— ТЕКСТ ЗАДАНИЯ 1 —
Изложите в двух предложениях суть приведенного ниже фрагмента интервью о спектакле «Оргия толерантности».

— ФРАГМЕНТ —
Мы живем в обществе фальшивых оргазмов
Кто вы, мистер Фабр, — радикал, концептуалист, отчаявшийся интеллектуал, пресытившийся обществом потребления, или просто веселый провокатор?
Я слуга красоты. Рыцарь отчаяния. Ланселот. Другими словами, художник-идеалист, который верит в то, что романтизм — это настоящий авангард.
Вам кажется, что сегодня общество мыслит только членами и вагинами и способно лишь потреблять? Но ведь есть же еще живые люди, которые любят, ходят в церковь, на диване «Честерфильд» читают хорошие книжки, а не смотрят телевизор…
Сцена, которая открывает «Оргию толерантности», представляет собой вариацию на тему одного из скетчей «Монти Пайтон» («Дурацкая Олимпиада». — Прим. Time Out). Чемпионат по мастурбации отражает тот факт, что мы живем в обществе фальшивых оргазмов, на страницах журналов и в кино мужчины и женщины кончают по 8—10 раз кряду, и мы принимаем это за чистую монету. Кроме того, мы живем в состоянии фальшивого политического восторга: американский слоган «Yes we can» («Да, мы можем» — официальный лозунг избирательной кампании Барака Обамы, существует одноименная песня. — Прим. Time Out) рифмуется с «Yes we come» («Да, мы кончаем»)… Более того, многие образы, которые я использую на сцене, основаны на фламандской живописи, картинах Рубенса, Ван Эйка, Джеймса Энсора, Фелисьен Ропс… Во фламандском изобразительном искусстве существует традиция иронического использования политического подтекста.
«Оргия толерантности» — своего рода манифест протеста против общества потребления.
У меня было несколько причин создать этот спектакль. Во-первых, он представляет собой оммаж «Монти Пайтону», потому что фантастические актеры «Монти Пайтона» воплощают избыток абсурда. Во-вторых, я хотел проверить идеи философа Герберта Маркузе и создать на сцене своего рода атмосферу 1968 года. Третья и самая важная причина: у меня на родине в Бельгии, в ее фламандской части, ультраправая идеология считается нормой. Мы должны быть толерантны по отношению к ультраправым и готовы к диалогу с ними. Я считаю это «оргией толерантности».
Не думаете же вы всерьез, что люди перестанут ходить в супермаркеты? Вы же тоже продукты где-то покупаете…
В супермаркете я себя чувствую как в концентрационном лагере капитализма. Я стараюсь избегать подобных мест и не заходить туда. Мне все еще нравится идея небольшого магазина по соседству, где можно купить качественные продукты, будучи лично знакомым с владельцем.

— ИСХОДНЫЕ ДАННЫЕ —

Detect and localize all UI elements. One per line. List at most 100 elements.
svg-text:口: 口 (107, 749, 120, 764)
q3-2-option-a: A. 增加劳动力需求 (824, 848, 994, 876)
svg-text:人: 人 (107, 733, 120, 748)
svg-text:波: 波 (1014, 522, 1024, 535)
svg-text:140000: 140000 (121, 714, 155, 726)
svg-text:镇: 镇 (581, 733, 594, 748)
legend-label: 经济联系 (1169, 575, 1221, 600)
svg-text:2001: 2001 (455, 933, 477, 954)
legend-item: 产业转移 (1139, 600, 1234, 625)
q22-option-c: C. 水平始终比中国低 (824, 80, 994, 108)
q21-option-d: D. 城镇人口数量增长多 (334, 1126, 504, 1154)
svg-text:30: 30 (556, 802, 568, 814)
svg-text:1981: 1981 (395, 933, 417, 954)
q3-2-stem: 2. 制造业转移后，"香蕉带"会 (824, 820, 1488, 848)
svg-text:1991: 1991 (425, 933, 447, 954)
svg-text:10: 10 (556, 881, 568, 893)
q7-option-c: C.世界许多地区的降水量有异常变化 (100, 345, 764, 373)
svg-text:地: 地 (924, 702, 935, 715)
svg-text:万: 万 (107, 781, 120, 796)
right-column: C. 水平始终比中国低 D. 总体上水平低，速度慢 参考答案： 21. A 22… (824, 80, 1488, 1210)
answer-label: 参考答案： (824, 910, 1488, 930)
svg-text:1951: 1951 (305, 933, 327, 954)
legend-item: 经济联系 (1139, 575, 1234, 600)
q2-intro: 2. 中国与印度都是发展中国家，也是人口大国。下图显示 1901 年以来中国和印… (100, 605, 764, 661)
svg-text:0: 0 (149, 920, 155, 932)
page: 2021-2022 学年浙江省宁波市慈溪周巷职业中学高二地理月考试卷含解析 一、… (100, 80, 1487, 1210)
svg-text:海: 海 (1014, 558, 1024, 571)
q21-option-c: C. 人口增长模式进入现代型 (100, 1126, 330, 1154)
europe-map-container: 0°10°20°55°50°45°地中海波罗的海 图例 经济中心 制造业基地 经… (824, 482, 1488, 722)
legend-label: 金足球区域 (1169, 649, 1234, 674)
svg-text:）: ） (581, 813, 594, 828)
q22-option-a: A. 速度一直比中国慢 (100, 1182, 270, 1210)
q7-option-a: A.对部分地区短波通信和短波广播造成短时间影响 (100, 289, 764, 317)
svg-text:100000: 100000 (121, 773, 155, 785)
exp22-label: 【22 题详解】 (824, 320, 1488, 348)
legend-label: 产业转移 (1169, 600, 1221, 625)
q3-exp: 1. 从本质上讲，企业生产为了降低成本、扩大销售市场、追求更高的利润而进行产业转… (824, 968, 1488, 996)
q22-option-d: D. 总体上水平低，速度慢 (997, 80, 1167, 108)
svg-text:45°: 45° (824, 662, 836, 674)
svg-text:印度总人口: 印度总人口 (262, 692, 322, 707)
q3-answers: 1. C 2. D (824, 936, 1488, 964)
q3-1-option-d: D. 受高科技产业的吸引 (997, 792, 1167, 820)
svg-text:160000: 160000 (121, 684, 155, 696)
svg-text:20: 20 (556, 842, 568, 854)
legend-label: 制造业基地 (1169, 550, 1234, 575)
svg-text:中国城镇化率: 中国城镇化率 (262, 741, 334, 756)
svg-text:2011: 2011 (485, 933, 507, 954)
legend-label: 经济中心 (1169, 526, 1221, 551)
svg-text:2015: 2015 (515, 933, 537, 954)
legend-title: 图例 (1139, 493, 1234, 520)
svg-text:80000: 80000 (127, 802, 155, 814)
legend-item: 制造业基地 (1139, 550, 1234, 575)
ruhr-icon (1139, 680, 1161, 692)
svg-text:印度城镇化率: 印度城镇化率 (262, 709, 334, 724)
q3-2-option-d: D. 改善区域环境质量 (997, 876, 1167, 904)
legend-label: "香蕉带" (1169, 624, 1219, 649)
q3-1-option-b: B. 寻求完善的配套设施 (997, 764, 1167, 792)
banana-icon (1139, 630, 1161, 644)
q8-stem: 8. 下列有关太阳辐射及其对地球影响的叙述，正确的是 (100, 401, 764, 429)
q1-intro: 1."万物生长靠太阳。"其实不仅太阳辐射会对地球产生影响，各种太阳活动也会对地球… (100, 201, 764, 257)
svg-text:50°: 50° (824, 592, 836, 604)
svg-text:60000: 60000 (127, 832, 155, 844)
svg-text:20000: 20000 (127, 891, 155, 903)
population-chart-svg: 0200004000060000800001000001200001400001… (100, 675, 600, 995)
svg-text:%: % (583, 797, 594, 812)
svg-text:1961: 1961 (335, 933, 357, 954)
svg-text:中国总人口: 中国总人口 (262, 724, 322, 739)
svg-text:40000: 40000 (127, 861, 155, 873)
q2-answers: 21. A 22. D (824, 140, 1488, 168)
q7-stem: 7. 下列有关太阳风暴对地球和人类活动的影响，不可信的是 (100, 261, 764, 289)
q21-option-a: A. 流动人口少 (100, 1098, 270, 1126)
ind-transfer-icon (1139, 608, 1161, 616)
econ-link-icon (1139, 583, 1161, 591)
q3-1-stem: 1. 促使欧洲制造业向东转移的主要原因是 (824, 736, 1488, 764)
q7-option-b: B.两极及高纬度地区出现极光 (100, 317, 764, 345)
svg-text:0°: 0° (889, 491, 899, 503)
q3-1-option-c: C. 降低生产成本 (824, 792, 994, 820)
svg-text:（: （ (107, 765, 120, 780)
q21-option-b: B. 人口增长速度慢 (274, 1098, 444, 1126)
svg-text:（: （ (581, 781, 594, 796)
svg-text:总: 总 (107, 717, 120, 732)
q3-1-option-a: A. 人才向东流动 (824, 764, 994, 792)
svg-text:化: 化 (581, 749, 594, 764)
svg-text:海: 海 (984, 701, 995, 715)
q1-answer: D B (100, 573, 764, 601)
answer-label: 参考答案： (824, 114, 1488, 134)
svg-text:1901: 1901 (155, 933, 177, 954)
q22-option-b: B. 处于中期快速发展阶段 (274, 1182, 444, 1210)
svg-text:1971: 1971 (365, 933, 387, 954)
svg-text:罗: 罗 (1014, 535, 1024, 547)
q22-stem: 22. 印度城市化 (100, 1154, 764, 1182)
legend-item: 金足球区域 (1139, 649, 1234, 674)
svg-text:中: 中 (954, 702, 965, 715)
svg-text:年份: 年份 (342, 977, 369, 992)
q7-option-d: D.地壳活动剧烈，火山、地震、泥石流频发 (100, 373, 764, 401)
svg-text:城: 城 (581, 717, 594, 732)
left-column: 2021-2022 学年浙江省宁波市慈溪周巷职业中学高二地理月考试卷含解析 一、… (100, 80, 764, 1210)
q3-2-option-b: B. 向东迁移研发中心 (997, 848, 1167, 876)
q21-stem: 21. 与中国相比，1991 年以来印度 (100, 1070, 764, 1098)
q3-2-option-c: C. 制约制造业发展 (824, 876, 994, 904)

— ТЕКСТ ЗАДАНИЯ 2 —
Запишите без единого изменения отрезок записей от их начала до строки, содержащей «svg-text:波: 波 (1014, 522, 1024, 535)», включая обе границы.

— ТЕКСТ ОТВЕТА 1 —
Фабр называет себя слугой красоты и художником-идеалистом, для которого романтизм является настоящим авангардом. Спектакль «Оргия толерантности», названный своего рода манифестом протеста против общества потребления, отражает жизнь в обществе фальшивых оргазмов и фальшивого политического восторга, а среди причин его создания указаны оммаж «Монти Пайтону», проверка идей Герберта Маркузе и, прежде всего, то, что в Бельгии, в ее фламандской части, ультраправая идеология считается нормой.

— ТЕКСТ ОТВЕТА 2 —
Detect and localize all UI elements. One per line. List at most 100 elements.
svg-text:口: 口 (107, 749, 120, 764)
q3-2-option-a: A. 增加劳动力需求 (824, 848, 994, 876)
svg-text:人: 人 (107, 733, 120, 748)
svg-text:波: 波 (1014, 522, 1024, 535)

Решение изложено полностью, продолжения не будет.